Challenge.
In your copy, include every line of the listing below exactly but none of the pictures.

========================================================================

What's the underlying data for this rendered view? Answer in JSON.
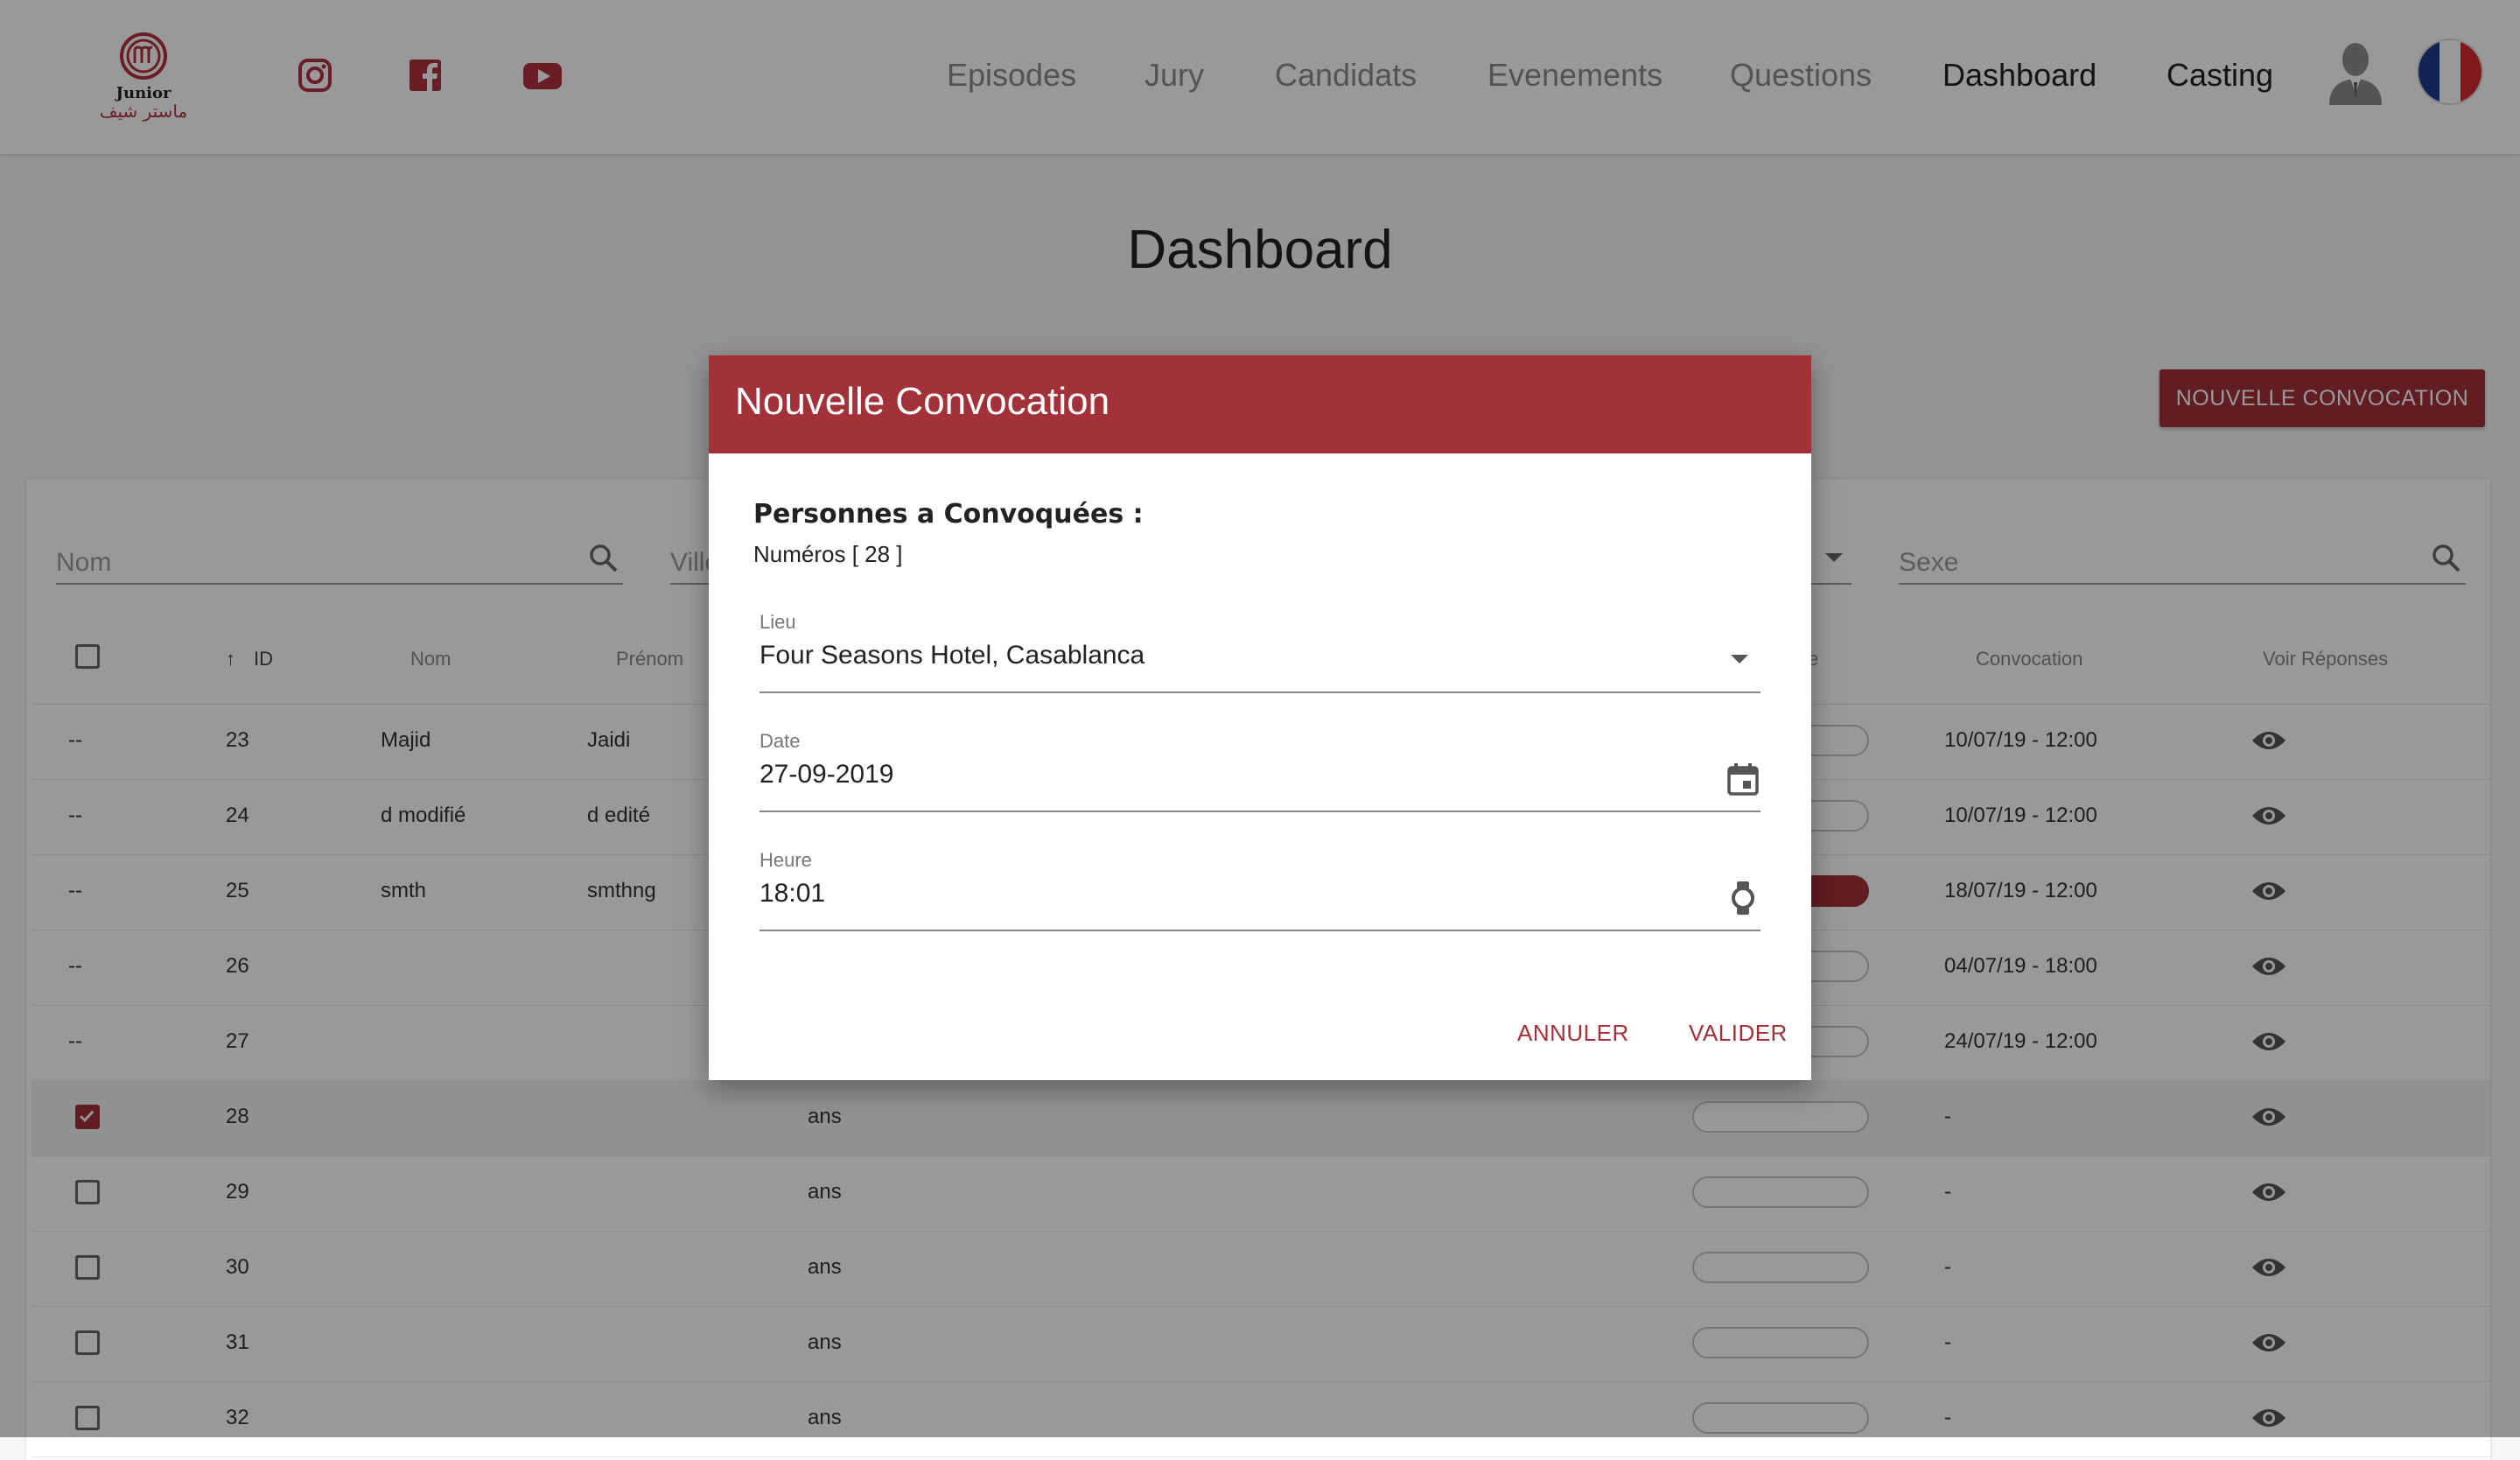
{
  "header": {
    "logo": {
      "line1": "Junior",
      "line2": "ماستر شيف"
    },
    "social": [
      "instagram-icon",
      "facebook-icon",
      "youtube-icon"
    ],
    "nav": [
      "Episodes",
      "Jury",
      "Candidats",
      "Evenements",
      "Questions",
      "Dashboard",
      "Casting"
    ],
    "active_nav": "Dashboard"
  },
  "page": {
    "title": "Dashboard",
    "new_button": "NOUVELLE CONVOCATION"
  },
  "filters": {
    "nom_placeholder": "Nom",
    "ville_placeholder": "Ville",
    "sexe_placeholder": "Sexe"
  },
  "table": {
    "headers": {
      "id": "ID",
      "nom": "Nom",
      "prenom": "Prénom",
      "partial": "e",
      "convocation": "Convocation",
      "voir": "Voir Réponses"
    },
    "rows": [
      {
        "check": "--",
        "id": "23",
        "nom": "Majid",
        "prenom": "Jaidi",
        "age": "",
        "convocation": "10/07/19 - 12:00",
        "toggle": false,
        "checked": false
      },
      {
        "check": "--",
        "id": "24",
        "nom": "d modifié",
        "prenom": "d edité",
        "age": "",
        "convocation": "10/07/19 - 12:00",
        "toggle": false,
        "checked": false
      },
      {
        "check": "--",
        "id": "25",
        "nom": "smth",
        "prenom": "smthng",
        "age": "",
        "convocation": "18/07/19 - 12:00",
        "toggle": true,
        "checked": false
      },
      {
        "check": "--",
        "id": "26",
        "nom": "",
        "prenom": "",
        "age": "",
        "convocation": "04/07/19 - 18:00",
        "toggle": false,
        "checked": false
      },
      {
        "check": "--",
        "id": "27",
        "nom": "",
        "prenom": "",
        "age": "",
        "convocation": "24/07/19 - 12:00",
        "toggle": false,
        "checked": false
      },
      {
        "check": "box",
        "id": "28",
        "nom": "",
        "prenom": "",
        "age": "ans",
        "convocation": "-",
        "toggle": false,
        "checked": true
      },
      {
        "check": "box",
        "id": "29",
        "nom": "",
        "prenom": "",
        "age": "ans",
        "convocation": "-",
        "toggle": false,
        "checked": false
      },
      {
        "check": "box",
        "id": "30",
        "nom": "",
        "prenom": "",
        "age": "ans",
        "convocation": "-",
        "toggle": false,
        "checked": false
      },
      {
        "check": "box",
        "id": "31",
        "nom": "",
        "prenom": "",
        "age": "ans",
        "convocation": "-",
        "toggle": false,
        "checked": false
      },
      {
        "check": "box",
        "id": "32",
        "nom": "",
        "prenom": "",
        "age": "ans",
        "convocation": "-",
        "toggle": false,
        "checked": false
      }
    ]
  },
  "dialog": {
    "title": "Nouvelle Convocation",
    "persons_label": "Personnes a Convoquées :",
    "numbers": "Numéros [ 28 ]",
    "lieu_label": "Lieu",
    "lieu_value": "Four Seasons Hotel, Casablanca",
    "date_label": "Date",
    "date_value": "27-09-2019",
    "heure_label": "Heure",
    "heure_value": "18:01",
    "cancel": "ANNULER",
    "submit": "VALIDER"
  },
  "colors": {
    "brand": "#a23139",
    "overlay": "rgba(0,0,0,0.4)"
  }
}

========================================================================

Output for this exercise.
What's the underlying data for this rendered view? Answer in JSON.
{
  "header": {
    "logo": {
      "line1": "Junior",
      "line2": "ماستر شيف"
    },
    "social": [
      "instagram-icon",
      "facebook-icon",
      "youtube-icon"
    ],
    "nav": [
      "Episodes",
      "Jury",
      "Candidats",
      "Evenements",
      "Questions",
      "Dashboard",
      "Casting"
    ],
    "active_nav": "Dashboard"
  },
  "page": {
    "title": "Dashboard",
    "new_button": "NOUVELLE CONVOCATION"
  },
  "filters": {
    "nom_placeholder": "Nom",
    "ville_placeholder": "Ville",
    "sexe_placeholder": "Sexe"
  },
  "table": {
    "headers": {
      "id": "ID",
      "nom": "Nom",
      "prenom": "Prénom",
      "partial": "e",
      "convocation": "Convocation",
      "voir": "Voir Réponses"
    },
    "rows": [
      {
        "check": "--",
        "id": "23",
        "nom": "Majid",
        "prenom": "Jaidi",
        "age": "",
        "convocation": "10/07/19 - 12:00",
        "toggle": false,
        "checked": false
      },
      {
        "check": "--",
        "id": "24",
        "nom": "d modifié",
        "prenom": "d edité",
        "age": "",
        "convocation": "10/07/19 - 12:00",
        "toggle": false,
        "checked": false
      },
      {
        "check": "--",
        "id": "25",
        "nom": "smth",
        "prenom": "smthng",
        "age": "",
        "convocation": "18/07/19 - 12:00",
        "toggle": true,
        "checked": false
      },
      {
        "check": "--",
        "id": "26",
        "nom": "",
        "prenom": "",
        "age": "",
        "convocation": "04/07/19 - 18:00",
        "toggle": false,
        "checked": false
      },
      {
        "check": "--",
        "id": "27",
        "nom": "",
        "prenom": "",
        "age": "",
        "convocation": "24/07/19 - 12:00",
        "toggle": false,
        "checked": false
      },
      {
        "check": "box",
        "id": "28",
        "nom": "",
        "prenom": "",
        "age": "ans",
        "convocation": "-",
        "toggle": false,
        "checked": true
      },
      {
        "check": "box",
        "id": "29",
        "nom": "",
        "prenom": "",
        "age": "ans",
        "convocation": "-",
        "toggle": false,
        "checked": false
      },
      {
        "check": "box",
        "id": "30",
        "nom": "",
        "prenom": "",
        "age": "ans",
        "convocation": "-",
        "toggle": false,
        "checked": false
      },
      {
        "check": "box",
        "id": "31",
        "nom": "",
        "prenom": "",
        "age": "ans",
        "convocation": "-",
        "toggle": false,
        "checked": false
      },
      {
        "check": "box",
        "id": "32",
        "nom": "",
        "prenom": "",
        "age": "ans",
        "convocation": "-",
        "toggle": false,
        "checked": false
      }
    ]
  },
  "dialog": {
    "title": "Nouvelle Convocation",
    "persons_label": "Personnes a Convoquées :",
    "numbers": "Numéros [ 28 ]",
    "lieu_label": "Lieu",
    "lieu_value": "Four Seasons Hotel, Casablanca",
    "date_label": "Date",
    "date_value": "27-09-2019",
    "heure_label": "Heure",
    "heure_value": "18:01",
    "cancel": "ANNULER",
    "submit": "VALIDER"
  },
  "colors": {
    "brand": "#a23139",
    "overlay": "rgba(0,0,0,0.4)"
  }
}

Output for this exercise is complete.